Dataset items
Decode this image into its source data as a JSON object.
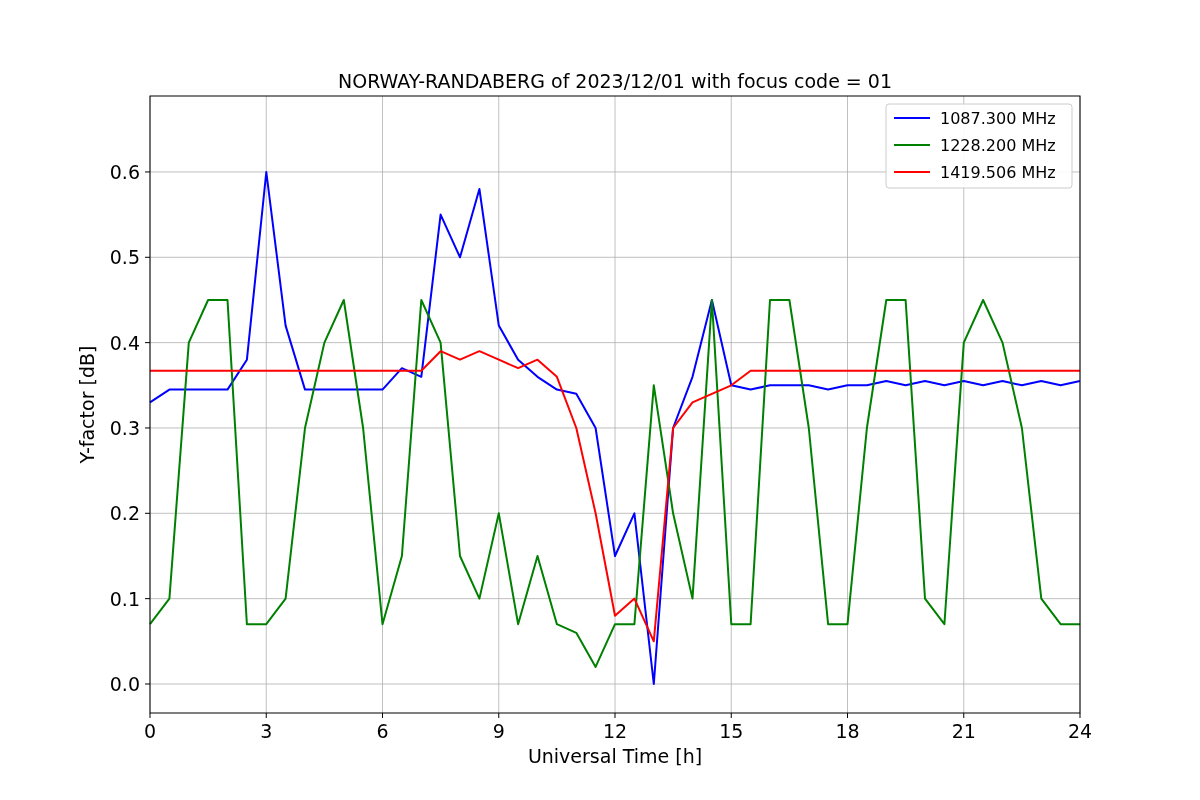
{
  "figure": {
    "chart_data": {
      "type": "line",
      "title": "NORWAY-RANDABERG of 2023/12/01 with focus code = 01",
      "xlabel": "Universal Time [h]",
      "ylabel": "Y-factor [dB]",
      "x": [
        0,
        0.5,
        1,
        1.5,
        2,
        2.5,
        3,
        3.5,
        4,
        4.5,
        5,
        5.5,
        6,
        6.5,
        7,
        7.5,
        8,
        8.5,
        9,
        9.5,
        10,
        10.5,
        11,
        11.5,
        12,
        12.5,
        13,
        13.5,
        14,
        14.5,
        15,
        15.5,
        16,
        16.5,
        17,
        17.5,
        18,
        18.5,
        19,
        19.5,
        20,
        20.5,
        21,
        21.5,
        22,
        22.5,
        23,
        23.5,
        24
      ],
      "series": [
        {
          "name": "1087.300 MHz",
          "color": "#0000ff",
          "values": [
            0.33,
            0.345,
            0.345,
            0.345,
            0.345,
            0.38,
            0.6,
            0.42,
            0.345,
            0.345,
            0.345,
            0.345,
            0.345,
            0.37,
            0.36,
            0.55,
            0.5,
            0.58,
            0.42,
            0.38,
            0.36,
            0.345,
            0.34,
            0.3,
            0.15,
            0.2,
            0.0,
            0.3,
            0.36,
            0.45,
            0.35,
            0.345,
            0.35,
            0.35,
            0.35,
            0.345,
            0.35,
            0.35,
            0.355,
            0.35,
            0.355,
            0.35,
            0.355,
            0.35,
            0.355,
            0.35,
            0.355,
            0.35,
            0.355
          ]
        },
        {
          "name": "1228.200 MHz",
          "color": "#008000",
          "values": [
            0.07,
            0.1,
            0.4,
            0.45,
            0.45,
            0.07,
            0.07,
            0.1,
            0.3,
            0.4,
            0.45,
            0.3,
            0.07,
            0.15,
            0.45,
            0.4,
            0.15,
            0.1,
            0.2,
            0.07,
            0.15,
            0.07,
            0.06,
            0.02,
            0.07,
            0.07,
            0.35,
            0.2,
            0.1,
            0.45,
            0.07,
            0.07,
            0.45,
            0.45,
            0.3,
            0.07,
            0.07,
            0.3,
            0.45,
            0.45,
            0.1,
            0.07,
            0.4,
            0.45,
            0.4,
            0.3,
            0.1,
            0.07,
            0.07
          ]
        },
        {
          "name": "1419.506 MHz",
          "color": "#ff0000",
          "values": [
            0.367,
            0.367,
            0.367,
            0.367,
            0.367,
            0.367,
            0.367,
            0.367,
            0.367,
            0.367,
            0.367,
            0.367,
            0.367,
            0.367,
            0.367,
            0.39,
            0.38,
            0.39,
            0.38,
            0.37,
            0.38,
            0.36,
            0.3,
            0.2,
            0.08,
            0.1,
            0.05,
            0.3,
            0.33,
            0.34,
            0.35,
            0.367,
            0.367,
            0.367,
            0.367,
            0.367,
            0.367,
            0.367,
            0.367,
            0.367,
            0.367,
            0.367,
            0.367,
            0.367,
            0.367,
            0.367,
            0.367,
            0.367,
            0.367
          ]
        }
      ],
      "grid": true,
      "legend": true,
      "xlim": [
        0,
        24
      ],
      "ylim": [
        -0.034,
        0.689
      ],
      "xticks": [
        0,
        3,
        6,
        9,
        12,
        15,
        18,
        21,
        24
      ],
      "yticks": [
        {
          "value": 0,
          "label": "0.0"
        },
        {
          "value": 0.1,
          "label": "0.1"
        },
        {
          "value": 0.2,
          "label": "0.2"
        },
        {
          "value": 0.3,
          "label": "0.3"
        },
        {
          "value": 0.4,
          "label": "0.4"
        },
        {
          "value": 0.5,
          "label": "0.5"
        },
        {
          "value": 0.6,
          "label": "0.6"
        }
      ]
    }
  }
}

▶ _PROMPT_: Where does the word "color" appear in the listing? List each line that holds it.

▶ _RESULT_:
          "color": "#0000ff",
          "color": "#008000",
          "color": "#ff0000",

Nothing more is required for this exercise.